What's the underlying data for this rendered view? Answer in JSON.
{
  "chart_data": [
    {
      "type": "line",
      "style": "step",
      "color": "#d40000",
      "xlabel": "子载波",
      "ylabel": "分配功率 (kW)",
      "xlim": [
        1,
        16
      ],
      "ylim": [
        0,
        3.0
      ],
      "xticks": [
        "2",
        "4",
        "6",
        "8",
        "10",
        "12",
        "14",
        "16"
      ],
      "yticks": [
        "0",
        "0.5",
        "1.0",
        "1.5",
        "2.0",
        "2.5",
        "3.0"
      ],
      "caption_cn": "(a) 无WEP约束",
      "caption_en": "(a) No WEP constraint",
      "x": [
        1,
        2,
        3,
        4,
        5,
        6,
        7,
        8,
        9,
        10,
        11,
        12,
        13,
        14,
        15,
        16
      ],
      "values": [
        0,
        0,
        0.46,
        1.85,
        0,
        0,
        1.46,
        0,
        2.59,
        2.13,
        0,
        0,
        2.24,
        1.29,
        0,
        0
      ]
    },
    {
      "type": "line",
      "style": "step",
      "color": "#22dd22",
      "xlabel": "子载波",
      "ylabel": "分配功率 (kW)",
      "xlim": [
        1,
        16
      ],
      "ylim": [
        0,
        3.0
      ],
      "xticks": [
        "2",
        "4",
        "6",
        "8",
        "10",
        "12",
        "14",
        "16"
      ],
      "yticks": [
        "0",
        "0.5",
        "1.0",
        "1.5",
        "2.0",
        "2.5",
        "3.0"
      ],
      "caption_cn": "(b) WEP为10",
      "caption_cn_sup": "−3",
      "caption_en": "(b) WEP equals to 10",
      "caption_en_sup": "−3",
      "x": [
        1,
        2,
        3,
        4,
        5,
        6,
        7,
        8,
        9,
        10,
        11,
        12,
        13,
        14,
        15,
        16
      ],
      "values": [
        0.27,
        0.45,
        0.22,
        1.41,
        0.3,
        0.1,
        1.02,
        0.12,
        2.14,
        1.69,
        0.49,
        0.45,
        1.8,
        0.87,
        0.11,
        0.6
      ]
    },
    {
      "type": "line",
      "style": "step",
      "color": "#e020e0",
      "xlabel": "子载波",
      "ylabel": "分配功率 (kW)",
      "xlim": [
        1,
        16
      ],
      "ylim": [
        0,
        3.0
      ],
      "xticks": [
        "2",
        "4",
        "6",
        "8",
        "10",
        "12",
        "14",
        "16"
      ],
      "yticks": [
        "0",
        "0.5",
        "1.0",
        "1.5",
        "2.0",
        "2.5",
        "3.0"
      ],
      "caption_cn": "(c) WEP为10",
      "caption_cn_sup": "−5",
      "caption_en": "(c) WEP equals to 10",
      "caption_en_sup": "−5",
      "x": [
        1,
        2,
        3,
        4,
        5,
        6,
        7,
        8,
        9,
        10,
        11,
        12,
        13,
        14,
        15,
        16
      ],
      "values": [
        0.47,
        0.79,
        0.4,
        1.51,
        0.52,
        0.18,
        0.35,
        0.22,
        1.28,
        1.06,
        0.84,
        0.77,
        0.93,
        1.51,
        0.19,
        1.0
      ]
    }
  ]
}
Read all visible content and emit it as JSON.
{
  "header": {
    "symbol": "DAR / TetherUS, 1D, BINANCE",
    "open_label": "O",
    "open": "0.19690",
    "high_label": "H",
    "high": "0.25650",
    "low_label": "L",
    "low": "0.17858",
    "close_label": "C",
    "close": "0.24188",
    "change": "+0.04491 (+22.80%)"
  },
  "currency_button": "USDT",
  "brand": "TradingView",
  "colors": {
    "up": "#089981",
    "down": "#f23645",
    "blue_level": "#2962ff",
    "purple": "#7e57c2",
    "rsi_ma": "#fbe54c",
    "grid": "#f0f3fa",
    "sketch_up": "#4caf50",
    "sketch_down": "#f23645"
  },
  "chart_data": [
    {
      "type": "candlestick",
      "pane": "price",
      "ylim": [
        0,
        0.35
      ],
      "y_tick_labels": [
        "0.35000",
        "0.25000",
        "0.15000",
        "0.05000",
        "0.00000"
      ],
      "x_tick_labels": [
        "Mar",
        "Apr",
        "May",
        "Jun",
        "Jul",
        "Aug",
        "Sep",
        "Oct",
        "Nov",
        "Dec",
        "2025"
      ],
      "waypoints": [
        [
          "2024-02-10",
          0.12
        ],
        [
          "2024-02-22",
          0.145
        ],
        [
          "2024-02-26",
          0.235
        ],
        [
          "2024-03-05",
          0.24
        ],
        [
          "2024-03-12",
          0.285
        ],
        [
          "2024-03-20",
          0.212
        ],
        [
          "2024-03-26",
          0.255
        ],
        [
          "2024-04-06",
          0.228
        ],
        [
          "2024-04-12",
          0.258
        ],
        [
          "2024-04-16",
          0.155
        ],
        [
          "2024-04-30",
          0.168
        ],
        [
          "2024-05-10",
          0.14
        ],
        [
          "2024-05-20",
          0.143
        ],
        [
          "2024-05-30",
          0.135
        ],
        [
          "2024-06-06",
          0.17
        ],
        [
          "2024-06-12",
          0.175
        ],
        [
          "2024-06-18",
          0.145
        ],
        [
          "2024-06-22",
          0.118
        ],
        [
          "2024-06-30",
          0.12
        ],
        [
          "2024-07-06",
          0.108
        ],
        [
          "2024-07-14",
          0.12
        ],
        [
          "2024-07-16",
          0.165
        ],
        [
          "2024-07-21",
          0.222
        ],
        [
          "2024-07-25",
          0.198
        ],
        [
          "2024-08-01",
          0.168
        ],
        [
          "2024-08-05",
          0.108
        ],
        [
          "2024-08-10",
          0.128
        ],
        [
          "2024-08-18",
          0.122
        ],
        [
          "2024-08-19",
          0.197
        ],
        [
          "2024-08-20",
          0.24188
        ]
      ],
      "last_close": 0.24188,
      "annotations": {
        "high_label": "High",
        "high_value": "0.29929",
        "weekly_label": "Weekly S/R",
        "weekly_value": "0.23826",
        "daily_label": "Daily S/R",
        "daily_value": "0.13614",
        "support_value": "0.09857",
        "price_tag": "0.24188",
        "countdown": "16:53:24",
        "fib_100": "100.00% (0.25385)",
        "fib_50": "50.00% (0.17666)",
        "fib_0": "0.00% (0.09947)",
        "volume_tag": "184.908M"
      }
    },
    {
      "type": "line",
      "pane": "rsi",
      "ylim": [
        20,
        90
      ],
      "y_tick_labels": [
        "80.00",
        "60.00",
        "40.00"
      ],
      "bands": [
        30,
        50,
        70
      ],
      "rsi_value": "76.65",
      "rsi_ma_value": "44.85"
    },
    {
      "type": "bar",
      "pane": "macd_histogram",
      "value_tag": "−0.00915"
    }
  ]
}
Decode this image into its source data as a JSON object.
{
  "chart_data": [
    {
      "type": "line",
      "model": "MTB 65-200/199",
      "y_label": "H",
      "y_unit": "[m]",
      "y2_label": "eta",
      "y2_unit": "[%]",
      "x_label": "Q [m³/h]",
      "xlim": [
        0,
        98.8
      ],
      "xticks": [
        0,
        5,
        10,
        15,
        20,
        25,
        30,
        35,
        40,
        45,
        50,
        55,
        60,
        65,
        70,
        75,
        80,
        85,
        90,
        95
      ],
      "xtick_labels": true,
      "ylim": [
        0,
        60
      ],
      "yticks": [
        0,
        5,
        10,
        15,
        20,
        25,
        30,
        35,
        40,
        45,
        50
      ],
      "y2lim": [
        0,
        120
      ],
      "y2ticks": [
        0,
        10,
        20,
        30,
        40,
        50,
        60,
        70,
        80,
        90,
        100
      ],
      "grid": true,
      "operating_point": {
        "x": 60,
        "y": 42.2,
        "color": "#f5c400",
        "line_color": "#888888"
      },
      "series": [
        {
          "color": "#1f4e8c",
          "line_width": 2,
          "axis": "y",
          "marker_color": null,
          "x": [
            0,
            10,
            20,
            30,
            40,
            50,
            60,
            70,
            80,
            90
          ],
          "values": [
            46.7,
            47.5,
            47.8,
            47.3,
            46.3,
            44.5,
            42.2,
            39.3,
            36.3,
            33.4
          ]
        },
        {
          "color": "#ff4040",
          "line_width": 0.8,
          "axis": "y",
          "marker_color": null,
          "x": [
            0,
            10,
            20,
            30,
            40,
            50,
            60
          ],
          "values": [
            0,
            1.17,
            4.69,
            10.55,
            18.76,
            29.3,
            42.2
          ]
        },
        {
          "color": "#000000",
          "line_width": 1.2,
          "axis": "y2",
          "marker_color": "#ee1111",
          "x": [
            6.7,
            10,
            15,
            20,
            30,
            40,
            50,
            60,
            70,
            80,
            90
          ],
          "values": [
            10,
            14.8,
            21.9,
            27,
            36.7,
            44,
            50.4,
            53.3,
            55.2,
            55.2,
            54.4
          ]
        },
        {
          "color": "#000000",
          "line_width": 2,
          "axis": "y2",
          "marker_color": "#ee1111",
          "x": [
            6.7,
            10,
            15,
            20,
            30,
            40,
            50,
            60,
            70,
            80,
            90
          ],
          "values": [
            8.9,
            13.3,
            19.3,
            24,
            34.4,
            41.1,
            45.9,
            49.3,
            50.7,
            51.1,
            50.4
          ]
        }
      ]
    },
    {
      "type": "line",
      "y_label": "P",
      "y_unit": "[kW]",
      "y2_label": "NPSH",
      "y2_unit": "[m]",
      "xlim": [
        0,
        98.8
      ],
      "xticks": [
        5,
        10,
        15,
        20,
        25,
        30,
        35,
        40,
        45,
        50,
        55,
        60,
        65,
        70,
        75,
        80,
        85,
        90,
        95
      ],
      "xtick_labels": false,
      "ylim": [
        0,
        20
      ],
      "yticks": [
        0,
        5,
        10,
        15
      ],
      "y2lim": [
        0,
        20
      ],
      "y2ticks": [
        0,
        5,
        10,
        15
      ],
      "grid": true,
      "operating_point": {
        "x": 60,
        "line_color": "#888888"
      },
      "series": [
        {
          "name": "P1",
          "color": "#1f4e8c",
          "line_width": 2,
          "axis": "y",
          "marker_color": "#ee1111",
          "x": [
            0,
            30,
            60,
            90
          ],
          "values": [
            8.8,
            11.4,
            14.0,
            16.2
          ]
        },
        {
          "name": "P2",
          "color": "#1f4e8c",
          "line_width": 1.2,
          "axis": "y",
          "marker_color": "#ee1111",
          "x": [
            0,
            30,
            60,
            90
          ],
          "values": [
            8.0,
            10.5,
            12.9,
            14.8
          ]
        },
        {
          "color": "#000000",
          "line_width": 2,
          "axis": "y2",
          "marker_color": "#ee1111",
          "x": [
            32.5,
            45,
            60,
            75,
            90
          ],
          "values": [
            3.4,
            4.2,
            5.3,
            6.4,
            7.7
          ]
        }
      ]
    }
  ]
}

****************

Find the lines above that include the string "equals" and copy them.

SOLUTION FOR THIS EXERCISE:
      "caption_en": "(b) WEP equals to 10",
      "caption_en": "(c) WEP equals to 10",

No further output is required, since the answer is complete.